-- Start Record excerpts --

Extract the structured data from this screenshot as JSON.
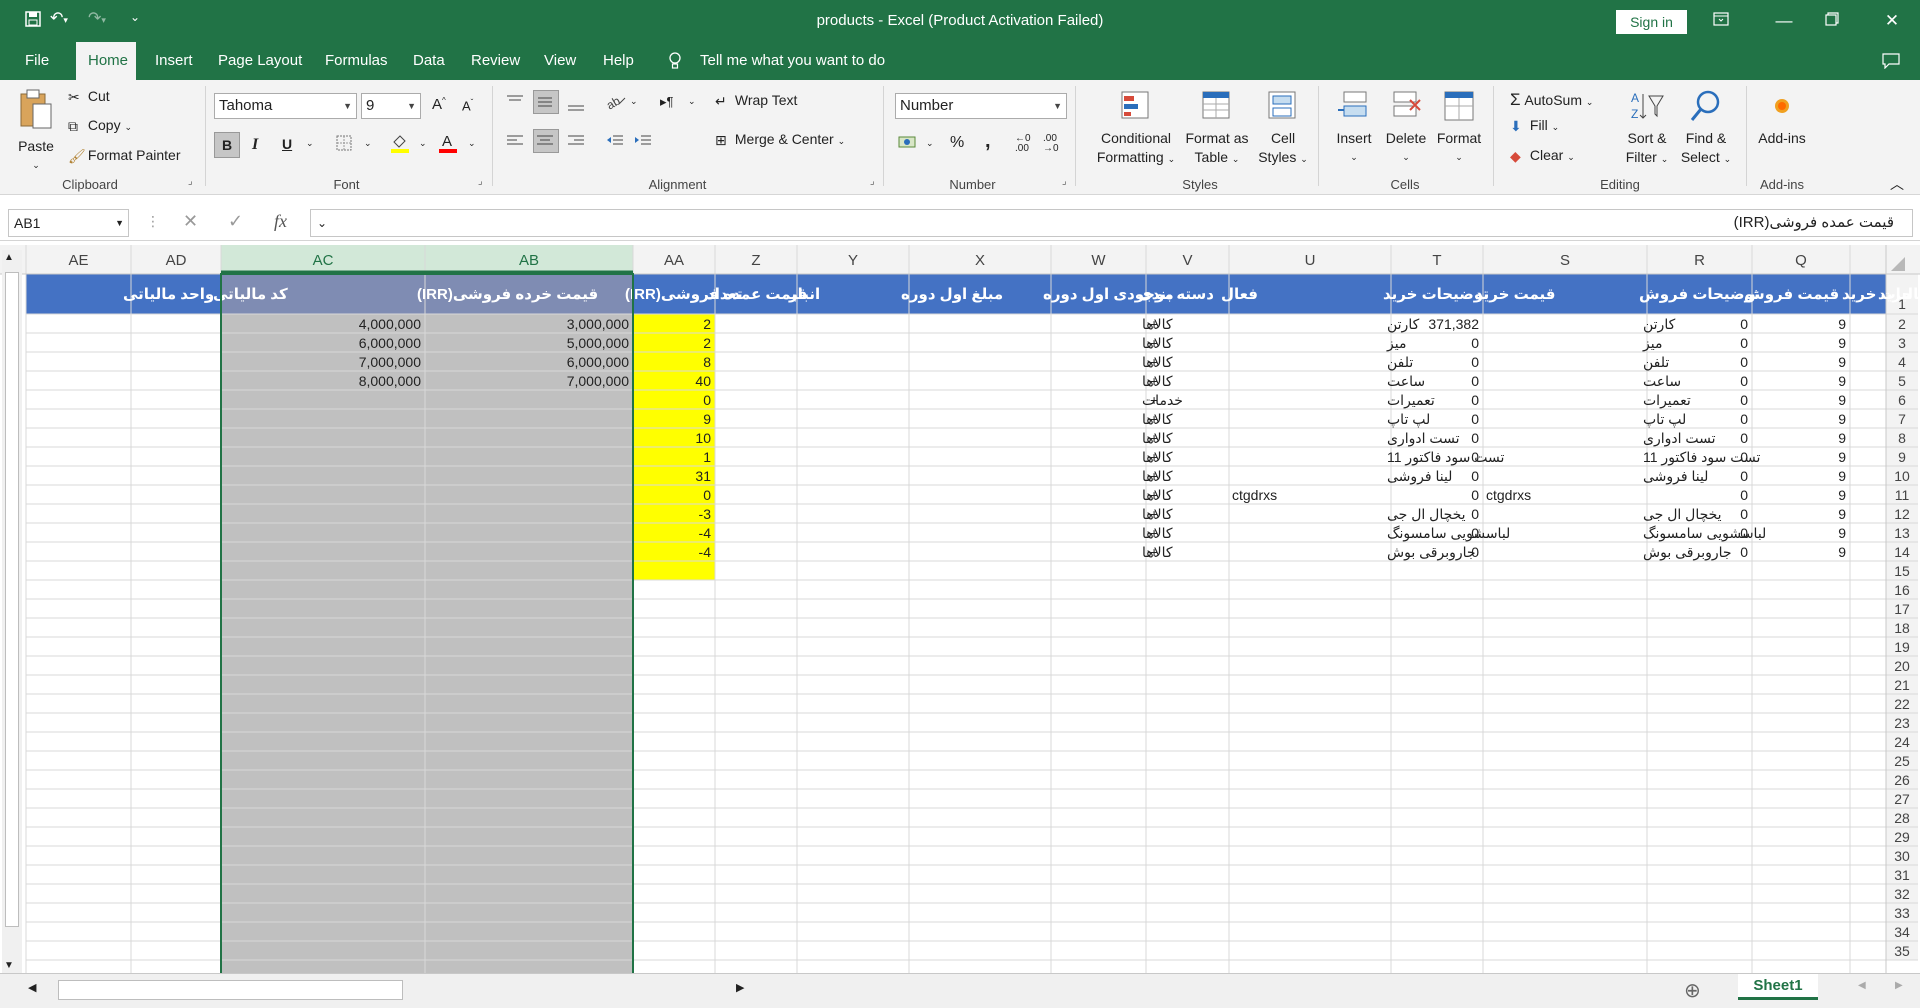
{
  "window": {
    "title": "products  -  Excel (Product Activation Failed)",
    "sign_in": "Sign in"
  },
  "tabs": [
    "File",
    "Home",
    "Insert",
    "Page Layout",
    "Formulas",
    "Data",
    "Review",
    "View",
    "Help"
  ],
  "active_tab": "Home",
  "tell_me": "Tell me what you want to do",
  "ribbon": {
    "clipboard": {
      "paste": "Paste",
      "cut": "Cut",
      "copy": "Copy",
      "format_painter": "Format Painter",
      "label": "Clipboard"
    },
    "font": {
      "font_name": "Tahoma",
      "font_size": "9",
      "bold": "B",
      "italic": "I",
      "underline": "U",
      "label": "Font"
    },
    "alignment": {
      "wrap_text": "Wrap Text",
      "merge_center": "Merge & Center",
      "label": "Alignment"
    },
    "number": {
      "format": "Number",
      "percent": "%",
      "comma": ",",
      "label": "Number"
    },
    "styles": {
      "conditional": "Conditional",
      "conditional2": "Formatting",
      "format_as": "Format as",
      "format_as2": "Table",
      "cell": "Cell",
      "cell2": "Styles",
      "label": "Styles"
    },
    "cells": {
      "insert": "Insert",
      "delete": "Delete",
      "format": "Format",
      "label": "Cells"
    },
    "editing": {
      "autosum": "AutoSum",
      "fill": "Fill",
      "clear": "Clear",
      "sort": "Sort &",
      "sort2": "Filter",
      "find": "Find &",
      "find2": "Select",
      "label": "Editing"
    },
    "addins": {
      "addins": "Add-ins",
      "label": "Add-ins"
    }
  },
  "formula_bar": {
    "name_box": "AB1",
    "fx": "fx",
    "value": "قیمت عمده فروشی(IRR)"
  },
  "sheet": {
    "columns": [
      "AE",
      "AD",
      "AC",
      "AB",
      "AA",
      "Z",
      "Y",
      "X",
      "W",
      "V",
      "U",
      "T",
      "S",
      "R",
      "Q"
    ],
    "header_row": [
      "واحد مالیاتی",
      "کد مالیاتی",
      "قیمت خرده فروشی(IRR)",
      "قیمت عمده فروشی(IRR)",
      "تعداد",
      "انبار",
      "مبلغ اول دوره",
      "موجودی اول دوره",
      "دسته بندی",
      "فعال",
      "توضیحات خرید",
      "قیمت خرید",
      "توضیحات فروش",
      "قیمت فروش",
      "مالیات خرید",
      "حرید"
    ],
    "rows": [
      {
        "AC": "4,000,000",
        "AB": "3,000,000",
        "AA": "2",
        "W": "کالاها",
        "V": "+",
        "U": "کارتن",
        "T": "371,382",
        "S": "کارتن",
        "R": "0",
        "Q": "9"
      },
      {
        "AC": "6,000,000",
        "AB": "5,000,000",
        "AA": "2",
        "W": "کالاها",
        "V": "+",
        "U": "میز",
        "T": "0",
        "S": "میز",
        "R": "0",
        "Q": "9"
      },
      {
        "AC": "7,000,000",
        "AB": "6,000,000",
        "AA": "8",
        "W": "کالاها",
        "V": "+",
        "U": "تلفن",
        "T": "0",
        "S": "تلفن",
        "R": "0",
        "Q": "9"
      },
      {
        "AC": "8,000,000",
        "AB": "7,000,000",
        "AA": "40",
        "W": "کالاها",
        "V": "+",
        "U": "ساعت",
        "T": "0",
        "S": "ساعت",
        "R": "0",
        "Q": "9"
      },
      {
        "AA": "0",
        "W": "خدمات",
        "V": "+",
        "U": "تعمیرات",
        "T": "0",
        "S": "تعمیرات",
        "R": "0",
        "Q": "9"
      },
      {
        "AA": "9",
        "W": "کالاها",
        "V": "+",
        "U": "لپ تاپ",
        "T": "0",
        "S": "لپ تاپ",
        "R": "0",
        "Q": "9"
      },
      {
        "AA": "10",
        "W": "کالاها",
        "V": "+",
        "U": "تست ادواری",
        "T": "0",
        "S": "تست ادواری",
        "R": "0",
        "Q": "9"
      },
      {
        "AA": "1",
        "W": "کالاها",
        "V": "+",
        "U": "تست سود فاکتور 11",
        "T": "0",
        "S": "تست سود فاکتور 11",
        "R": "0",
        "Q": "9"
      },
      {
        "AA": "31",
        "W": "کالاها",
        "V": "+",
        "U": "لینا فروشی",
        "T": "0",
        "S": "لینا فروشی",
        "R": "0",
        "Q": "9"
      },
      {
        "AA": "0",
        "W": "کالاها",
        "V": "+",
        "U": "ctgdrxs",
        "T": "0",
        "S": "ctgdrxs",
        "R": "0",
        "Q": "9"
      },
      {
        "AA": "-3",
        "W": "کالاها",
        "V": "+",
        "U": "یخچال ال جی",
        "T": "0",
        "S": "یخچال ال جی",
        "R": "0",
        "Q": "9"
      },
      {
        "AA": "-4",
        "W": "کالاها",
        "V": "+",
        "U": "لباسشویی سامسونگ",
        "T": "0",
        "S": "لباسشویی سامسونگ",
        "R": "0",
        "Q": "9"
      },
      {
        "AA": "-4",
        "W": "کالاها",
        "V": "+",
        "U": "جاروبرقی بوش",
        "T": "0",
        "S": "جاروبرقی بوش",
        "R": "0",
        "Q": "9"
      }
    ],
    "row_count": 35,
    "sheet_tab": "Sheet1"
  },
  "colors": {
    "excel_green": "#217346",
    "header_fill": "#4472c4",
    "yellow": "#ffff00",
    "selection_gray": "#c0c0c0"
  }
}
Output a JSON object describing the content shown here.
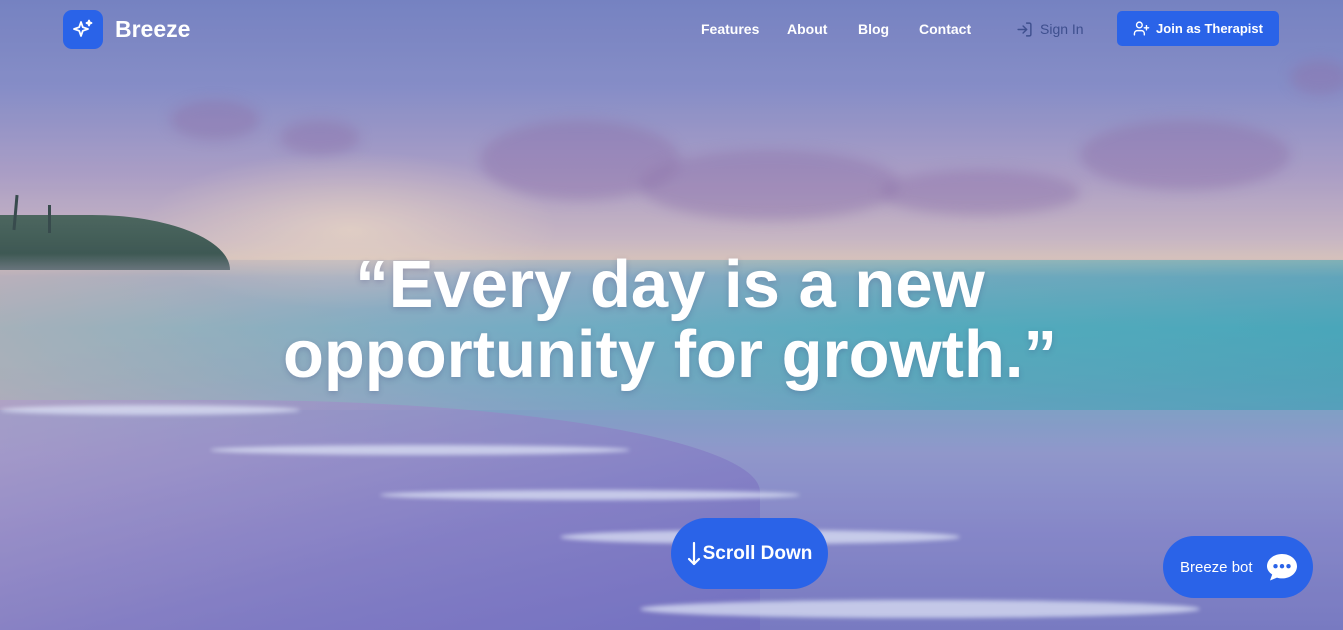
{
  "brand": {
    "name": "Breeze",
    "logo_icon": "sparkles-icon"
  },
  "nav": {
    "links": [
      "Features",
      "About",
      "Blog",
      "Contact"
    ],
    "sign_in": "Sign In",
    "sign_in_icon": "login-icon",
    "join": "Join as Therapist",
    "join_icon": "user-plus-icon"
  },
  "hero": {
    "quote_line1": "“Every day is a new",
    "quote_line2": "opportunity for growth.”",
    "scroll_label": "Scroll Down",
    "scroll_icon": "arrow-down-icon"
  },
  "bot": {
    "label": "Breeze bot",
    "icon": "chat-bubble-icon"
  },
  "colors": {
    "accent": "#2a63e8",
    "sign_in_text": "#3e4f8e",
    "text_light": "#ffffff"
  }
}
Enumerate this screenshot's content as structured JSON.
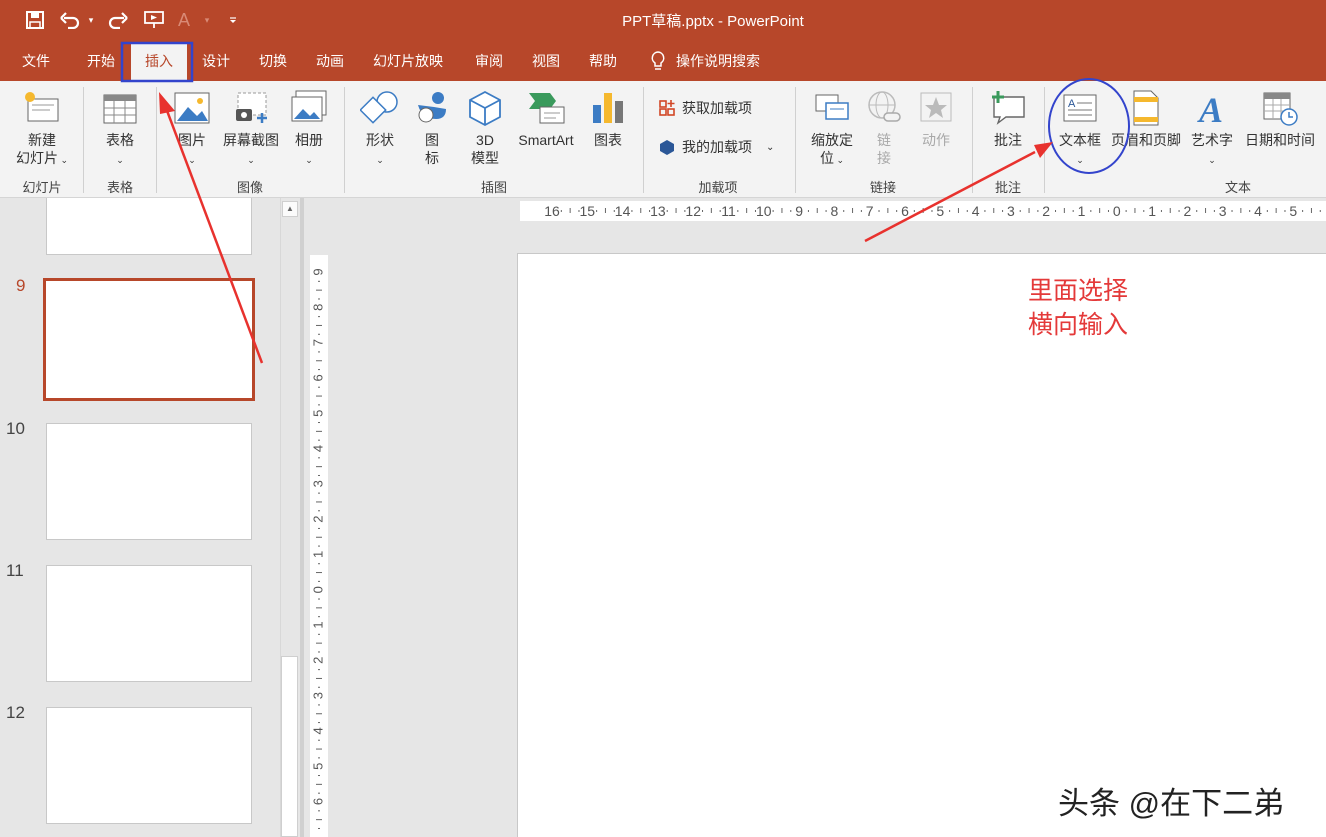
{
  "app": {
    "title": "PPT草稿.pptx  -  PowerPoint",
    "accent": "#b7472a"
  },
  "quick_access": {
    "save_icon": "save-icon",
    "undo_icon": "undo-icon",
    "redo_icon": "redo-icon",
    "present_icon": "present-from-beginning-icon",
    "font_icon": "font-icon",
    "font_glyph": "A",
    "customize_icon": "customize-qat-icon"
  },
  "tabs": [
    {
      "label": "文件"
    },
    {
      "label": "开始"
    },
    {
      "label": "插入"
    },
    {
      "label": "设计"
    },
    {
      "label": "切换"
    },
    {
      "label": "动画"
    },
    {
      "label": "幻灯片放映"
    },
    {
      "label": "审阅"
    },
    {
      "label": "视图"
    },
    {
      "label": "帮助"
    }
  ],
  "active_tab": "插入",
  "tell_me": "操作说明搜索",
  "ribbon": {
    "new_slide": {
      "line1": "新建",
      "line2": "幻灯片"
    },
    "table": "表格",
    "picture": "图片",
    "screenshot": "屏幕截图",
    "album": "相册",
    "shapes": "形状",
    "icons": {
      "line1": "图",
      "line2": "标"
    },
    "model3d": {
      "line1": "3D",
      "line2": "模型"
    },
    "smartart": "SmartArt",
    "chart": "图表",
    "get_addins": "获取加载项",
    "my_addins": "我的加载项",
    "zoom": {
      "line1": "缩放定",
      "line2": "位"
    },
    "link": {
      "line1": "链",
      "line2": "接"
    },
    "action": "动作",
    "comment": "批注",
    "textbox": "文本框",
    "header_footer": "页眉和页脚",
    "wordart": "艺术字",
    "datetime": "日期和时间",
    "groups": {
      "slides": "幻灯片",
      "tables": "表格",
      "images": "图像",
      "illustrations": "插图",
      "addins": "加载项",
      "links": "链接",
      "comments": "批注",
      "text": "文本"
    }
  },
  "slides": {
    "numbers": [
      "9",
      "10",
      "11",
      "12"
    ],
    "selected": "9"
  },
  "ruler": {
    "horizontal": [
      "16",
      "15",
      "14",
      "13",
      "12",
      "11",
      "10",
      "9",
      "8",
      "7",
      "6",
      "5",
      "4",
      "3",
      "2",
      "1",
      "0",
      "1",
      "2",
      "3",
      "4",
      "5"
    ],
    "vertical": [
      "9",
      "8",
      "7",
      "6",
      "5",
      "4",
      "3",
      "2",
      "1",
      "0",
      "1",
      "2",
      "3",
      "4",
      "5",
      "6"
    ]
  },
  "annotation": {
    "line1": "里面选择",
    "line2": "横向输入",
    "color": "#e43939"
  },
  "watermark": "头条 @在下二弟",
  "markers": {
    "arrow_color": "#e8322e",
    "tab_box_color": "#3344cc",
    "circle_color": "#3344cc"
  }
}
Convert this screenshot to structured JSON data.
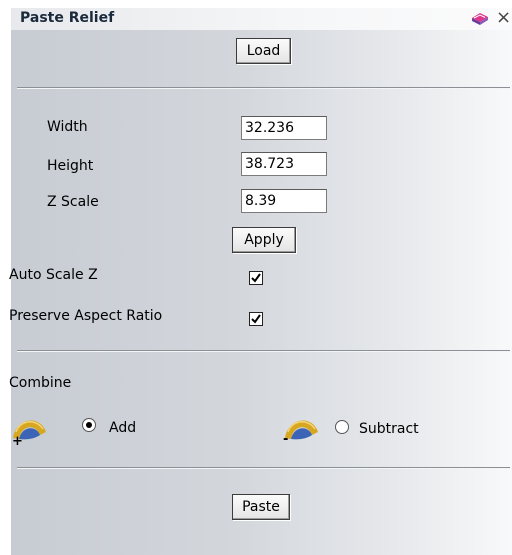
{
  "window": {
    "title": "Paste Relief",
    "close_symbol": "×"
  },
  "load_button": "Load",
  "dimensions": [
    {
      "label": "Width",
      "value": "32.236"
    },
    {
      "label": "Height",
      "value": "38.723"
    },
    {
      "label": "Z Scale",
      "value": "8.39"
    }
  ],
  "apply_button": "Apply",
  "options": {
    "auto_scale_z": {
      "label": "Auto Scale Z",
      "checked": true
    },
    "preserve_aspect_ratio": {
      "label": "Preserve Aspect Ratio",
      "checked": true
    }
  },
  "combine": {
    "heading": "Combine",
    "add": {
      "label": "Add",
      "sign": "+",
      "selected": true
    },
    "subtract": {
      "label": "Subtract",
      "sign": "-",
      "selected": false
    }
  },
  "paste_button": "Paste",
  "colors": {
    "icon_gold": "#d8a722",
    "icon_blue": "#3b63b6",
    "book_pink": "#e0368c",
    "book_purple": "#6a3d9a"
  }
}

-- End Record excerpts --

### [Your objective]
Report how many lines in the listing include the word "content". Give nothing but the count.

### [Solution to this task]
2